PROMPT: Convert every line of the items below into a Markdown table with two columns, Row and Content, numbering each line in order and skipping blank lines. Omit the pictures.

--- start ---

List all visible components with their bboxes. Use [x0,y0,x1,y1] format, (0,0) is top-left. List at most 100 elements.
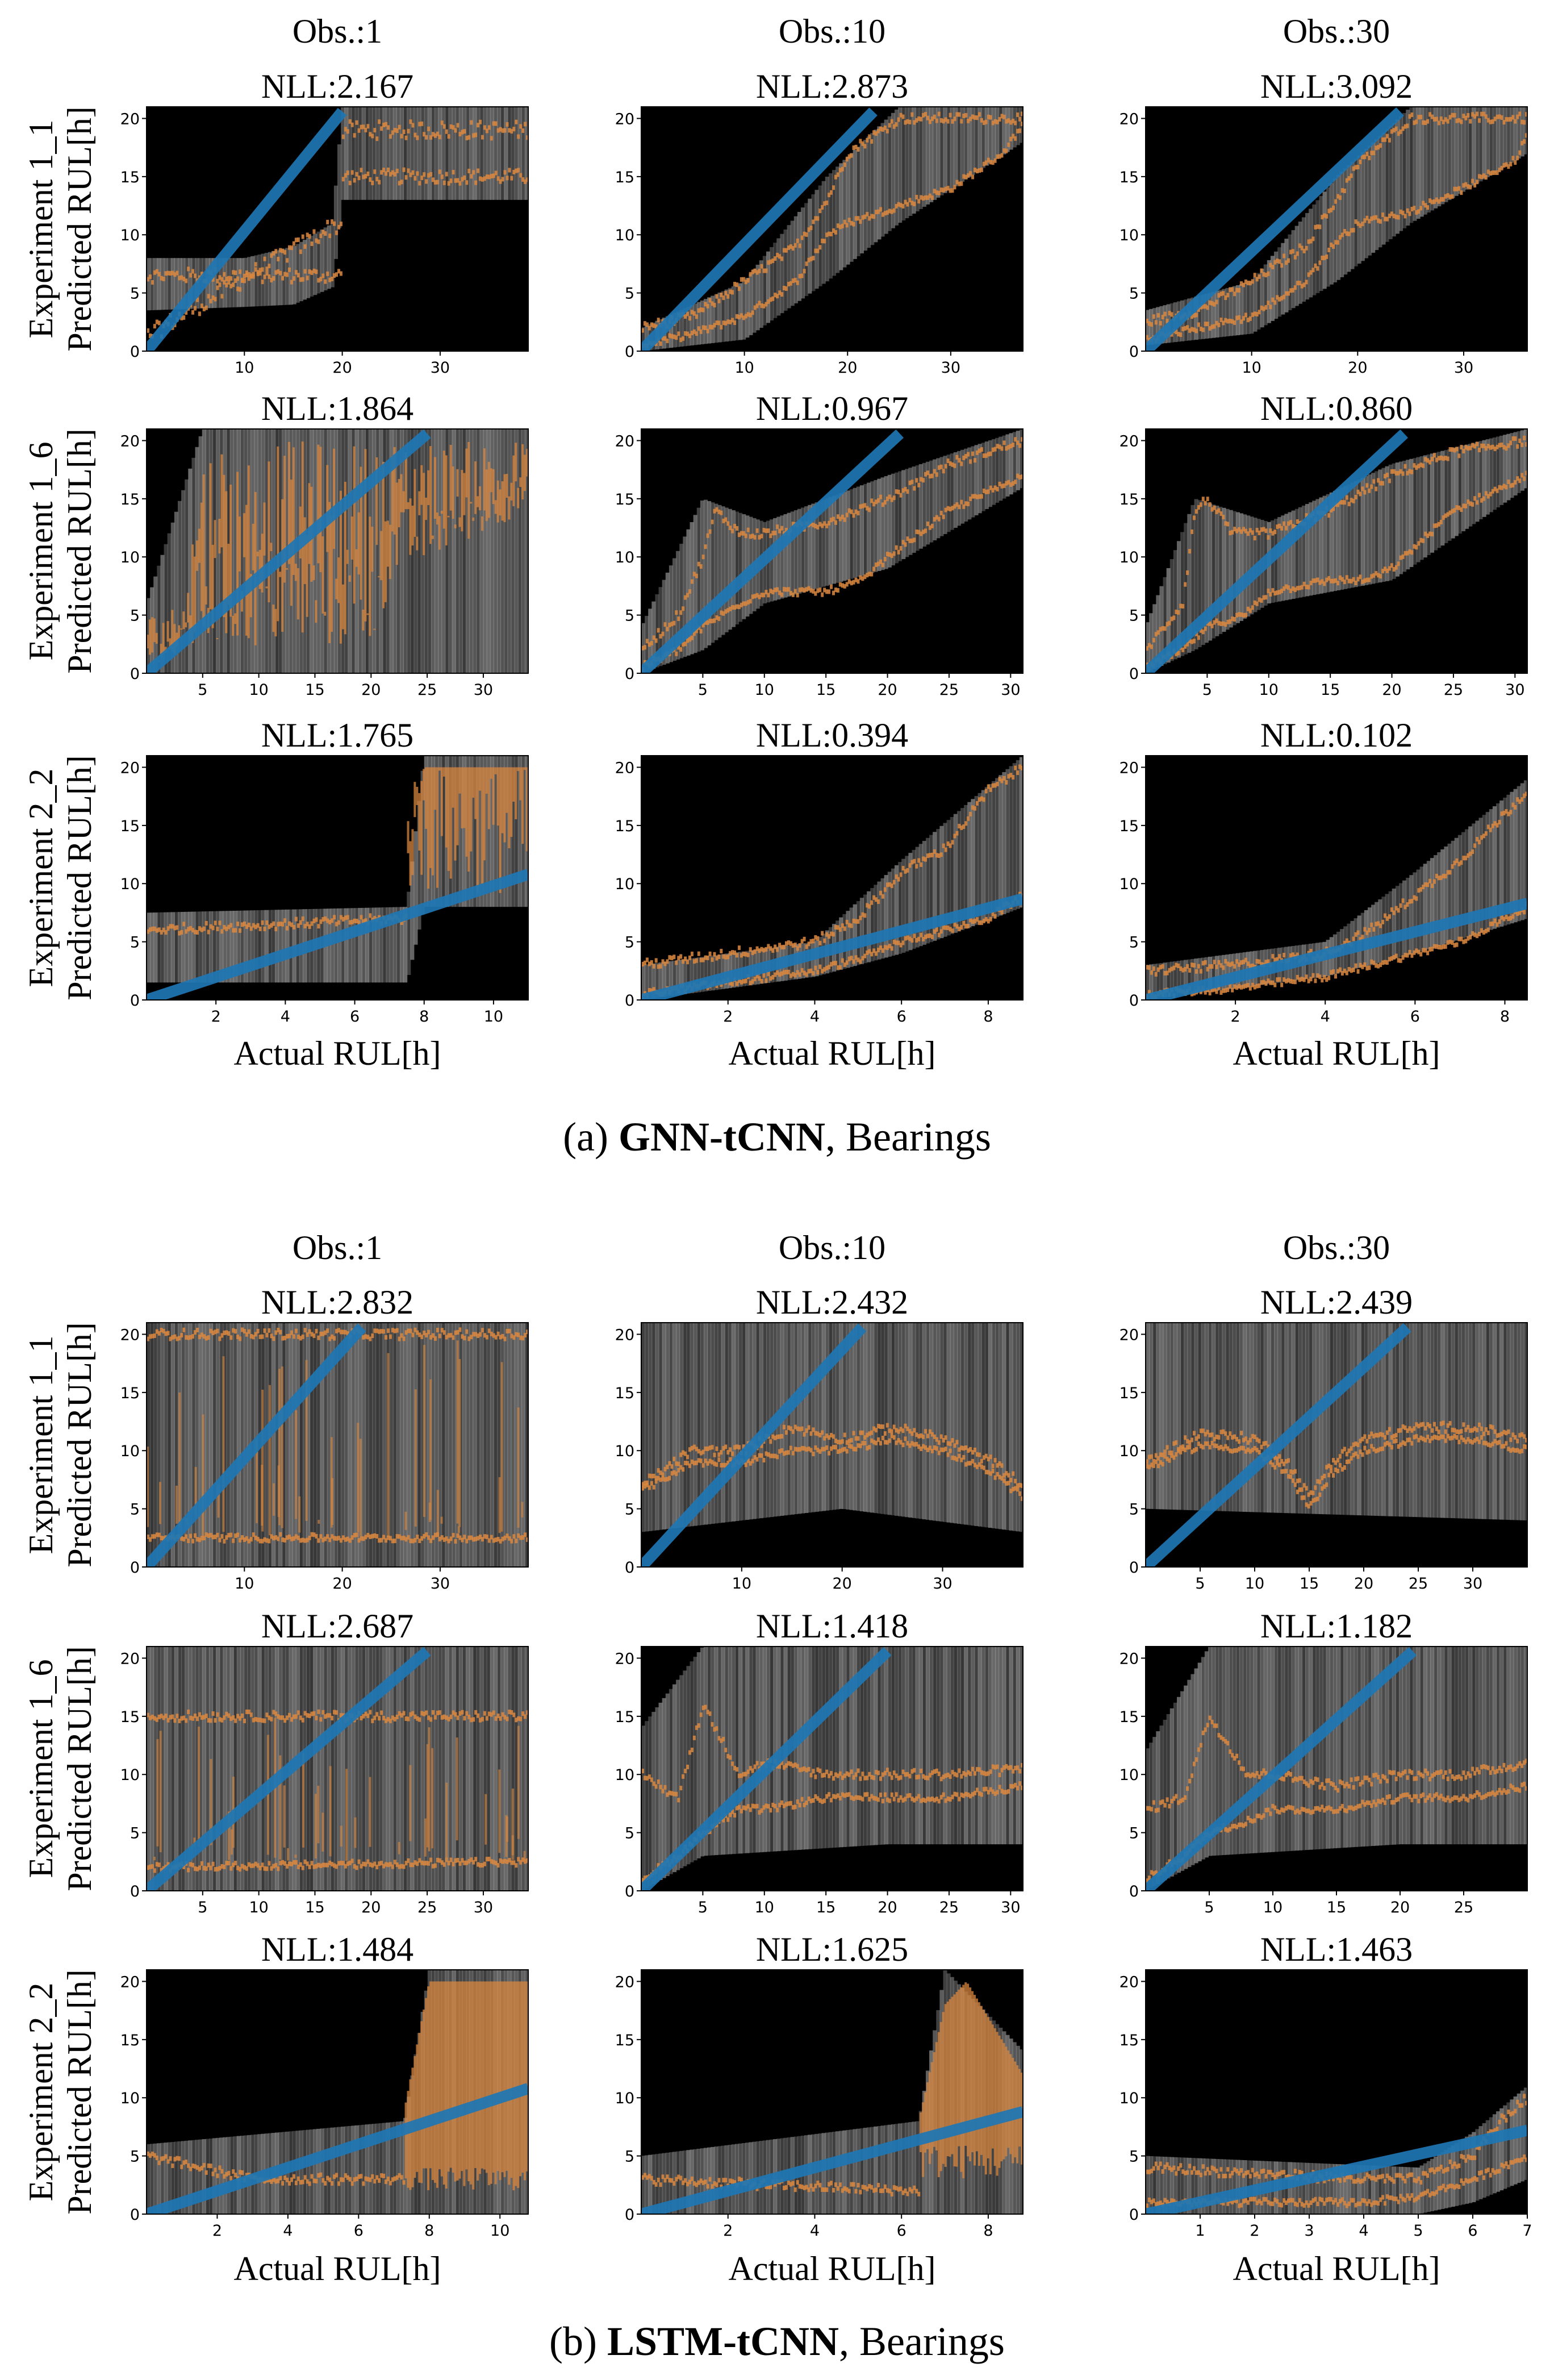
density-strip [881,1323,885,1514]
predicted-mark [416,1535,419,1539]
predicted-mark [672,621,675,626]
predicted-mark [1231,287,1234,291]
predicted-mark [857,1436,859,1441]
predicted-mark [488,125,491,130]
density-strip [497,429,501,673]
density-strip [735,285,739,340]
density-strip [1305,213,1309,299]
predicted-mark [411,1333,414,1337]
x-tick-label: 30 [1505,681,1524,699]
predicted-mark [902,940,905,945]
density-strip [818,185,822,286]
predicted-mark [149,274,152,279]
density-strip [763,256,767,325]
predicted-mark [1327,513,1330,518]
predicted-mark [353,178,356,182]
predicted-mark [803,937,806,941]
y-tick-label: 0 [130,665,140,683]
predicted-mark [288,268,291,272]
predicted-mark [1426,205,1429,210]
predicted-mark [902,1428,905,1433]
density-strip [648,1323,652,1531]
predicted-mark [1332,969,1335,974]
density-strip [877,1323,881,1514]
density-strip [171,258,175,310]
predicted-mark [670,1464,673,1469]
density-strip [780,234,784,313]
density-strip [1409,107,1413,223]
density-strip [1371,143,1375,253]
predicted-mark [506,122,508,127]
predicted-mark [834,520,837,525]
predicted-mark [850,923,853,928]
predicted-mark [1518,439,1521,443]
predicted-mark [463,176,466,180]
predicted-mark [286,258,289,262]
density-strip [745,278,749,337]
predicted-mark [519,477,521,487]
density-strip [957,1323,961,1524]
y-tick-label: 15 [120,491,140,508]
x-tick-label: 10 [249,681,268,699]
predicted-mark [1000,446,1003,451]
predicted-mark [472,518,474,521]
predicted-mark [220,1534,223,1539]
predicted-mark [503,767,506,842]
predicted-mark [843,518,846,522]
predicted-mark [900,493,903,498]
column-title: Obs.:10 [779,1229,885,1266]
density-strip [908,1323,912,1518]
predicted-mark [315,1329,318,1333]
predicted-mark [738,945,741,950]
density-strip [1229,510,1233,628]
predicted-mark [724,1445,727,1449]
density-strip [483,107,487,200]
density-strip [289,247,293,305]
predicted-mark [971,174,974,179]
predicted-mark [477,496,479,507]
predicted-mark [220,294,223,298]
predicted-mark [481,767,483,883]
predicted-mark [1478,118,1481,123]
predicted-mark [846,512,849,517]
predicted-mark [214,297,217,301]
density-strip [672,1323,676,1528]
predicted-mark [922,478,925,482]
predicted-mark [512,127,515,131]
predicted-mark [830,190,833,195]
predicted-mark [465,767,467,856]
predicted-mark [415,1389,417,1527]
density-strip [1215,1323,1219,1511]
predicted-mark [765,269,767,273]
predicted-mark [465,1329,468,1334]
predicted-mark [360,915,363,919]
density-strip [206,1323,210,1567]
predicted-mark [653,964,655,969]
predicted-mark [1523,139,1526,144]
predicted-mark [675,960,678,965]
predicted-mark [1393,911,1396,915]
density-strip [1267,260,1271,323]
predicted-mark [1511,156,1514,160]
density-strip [487,1323,491,1567]
predicted-mark [902,1443,905,1447]
density-strip [1009,1323,1013,1531]
density-strip [857,147,860,256]
density-strip [462,1323,466,1567]
density-strip [867,483,871,574]
density-strip [1250,281,1254,334]
predicted-mark [1307,585,1310,589]
predicted-mark [945,464,947,469]
predicted-mark [1339,195,1342,200]
density-strip [981,790,985,923]
predicted-mark [321,273,324,278]
row-label-line2: Predicted RUL[h] [61,1969,98,2215]
predicted-mark [1444,944,1447,949]
predicted-mark [1184,582,1187,587]
predicted-mark [356,1532,358,1537]
predicted-mark [1018,128,1021,133]
predicted-mark [425,767,427,829]
density-strip [1256,273,1260,329]
predicted-mark [897,877,900,882]
density-strip [1163,1323,1167,1510]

--- end ---

EXERCISE SOLUTION:
| Row | Content |
|---|---|
| 1 | List all visible components with their bboxes. Use [x0,y0,x1,y1] format, (0,0) is top-left. List at most 100 elements. |
| 2 | density-strip [881,1323,885,1514] |
| 3 | predicted-mark [416,1535,419,1539] |
| 4 | predicted-mark [672,621,675,626] |
| 5 | predicted-mark [1231,287,1234,291] |
| 6 | predicted-mark [857,1436,859,1441] |
| 7 | predicted-mark [488,125,491,130] |
| 8 | density-strip [497,429,501,673] |
| 9 | density-strip [735,285,739,340] |
| 10 | density-strip [1305,213,1309,299] |
| 11 | predicted-mark [411,1333,414,1337] |
| 12 | x-tick-label: 30 [1505,681,1524,699] |
| 13 | predicted-mark [902,940,905,945] |
| 14 | density-strip [818,185,822,286] |
| 15 | predicted-mark [149,274,152,279] |
| 16 | density-strip [763,256,767,325] |
| 17 | predicted-mark [1327,513,1330,518] |
| 18 | predicted-mark [353,178,356,182] |
| 19 | predicted-mark [803,937,806,941] |
| 20 | y-tick-label: 0 [130,665,140,683] |
| 21 | predicted-mark [288,268,291,272] |
| 22 | predicted-mark [1426,205,1429,210] |
| 23 | predicted-mark [902,1428,905,1433] |
| 24 | density-strip [648,1323,652,1531] |
| 25 | predicted-mark [1332,969,1335,974] |
| 26 | density-strip [877,1323,881,1514] |
| 27 | density-strip [171,258,175,310] |
| 28 | predicted-mark [670,1464,673,1469] |
| 29 | density-strip [780,234,784,313] |
| 30 | density-strip [1409,107,1413,223] |
| 31 | density-strip [1371,143,1375,253] |
| 32 | predicted-mark [506,122,508,127] |
| 33 | predicted-mark [834,520,837,525] |
| 34 | predicted-mark [850,923,853,928] |
| 35 | predicted-mark [1518,439,1521,443] |
| 36 | predicted-mark [463,176,466,180] |
| 37 | predicted-mark [286,258,289,262] |
| 38 | density-strip [745,278,749,337] |
| 39 | predicted-mark [519,477,521,487] |
| 40 | density-strip [957,1323,961,1524] |
| 41 | y-tick-label: 15 [120,491,140,508] |
| 42 | x-tick-label: 10 [249,681,268,699] |
| 43 | predicted-mark [1000,446,1003,451] |
| 44 | predicted-mark [472,518,474,521] |
| 45 | predicted-mark [220,1534,223,1539] |
| 46 | predicted-mark [503,767,506,842] |
| 47 | predicted-mark [843,518,846,522] |
| 48 | predicted-mark [900,493,903,498] |
| 49 | column-title: Obs.:10 [779,1229,885,1266] |
| 50 | density-strip [908,1323,912,1518] |
| 51 | predicted-mark [315,1329,318,1333] |
| 52 | predicted-mark [738,945,741,950] |
| 53 | density-strip [1229,510,1233,628] |
| 54 | predicted-mark [724,1445,727,1449] |
| 55 | density-strip [483,107,487,200] |
| 56 | density-strip [289,247,293,305] |
| 57 | predicted-mark [971,174,974,179] |
| 58 | predicted-mark [477,496,479,507] |
| 59 | predicted-mark [220,294,223,298] |
| 60 | predicted-mark [481,767,483,883] |
| 61 | predicted-mark [1478,118,1481,123] |
| 62 | predicted-mark [846,512,849,517] |
| 63 | predicted-mark [214,297,217,301] |
| 64 | density-strip [672,1323,676,1528] |
| 65 | predicted-mark [922,478,925,482] |
| 66 | predicted-mark [512,127,515,131] |
| 67 | predicted-mark [830,190,833,195] |
| 68 | predicted-mark [465,767,467,856] |
| 69 | predicted-mark [415,1389,417,1527] |
| 70 | density-strip [1215,1323,1219,1511] |
| 71 | predicted-mark [765,269,767,273] |
| 72 | predicted-mark [465,1329,468,1334] |
| 73 | predicted-mark [360,915,363,919] |
| 74 | density-strip [206,1323,210,1567] |
| 75 | predicted-mark [653,964,655,969] |
| 76 | predicted-mark [1523,139,1526,144] |
| 77 | predicted-mark [675,960,678,965] |
| 78 | predicted-mark [1393,911,1396,915] |
| 79 | density-strip [1267,260,1271,323] |
| 80 | predicted-mark [1511,156,1514,160] |
| 81 | density-strip [487,1323,491,1567] |
| 82 | predicted-mark [902,1443,905,1447] |
| 83 | density-strip [1009,1323,1013,1531] |
| 84 | density-strip [857,147,860,256] |
| 85 | density-strip [462,1323,466,1567] |
| 86 | density-strip [867,483,871,574] |
| 87 | density-strip [1250,281,1254,334] |
| 88 | predicted-mark [1307,585,1310,589] |
| 89 | predicted-mark [945,464,947,469] |
| 90 | predicted-mark [1339,195,1342,200] |
| 91 | density-strip [981,790,985,923] |
| 92 | predicted-mark [321,273,324,278] |
| 93 | row-label-line2: Predicted RUL[h] [61,1969,98,2215] |
| 94 | predicted-mark [1444,944,1447,949] |
| 95 | predicted-mark [1184,582,1187,587] |
| 96 | predicted-mark [356,1532,358,1537] |
| 97 | predicted-mark [1018,128,1021,133] |
| 98 | predicted-mark [425,767,427,829] |
| 99 | density-strip [1256,273,1260,329] |
| 100 | predicted-mark [897,877,900,882] |
| 101 | density-strip [1163,1323,1167,1510] |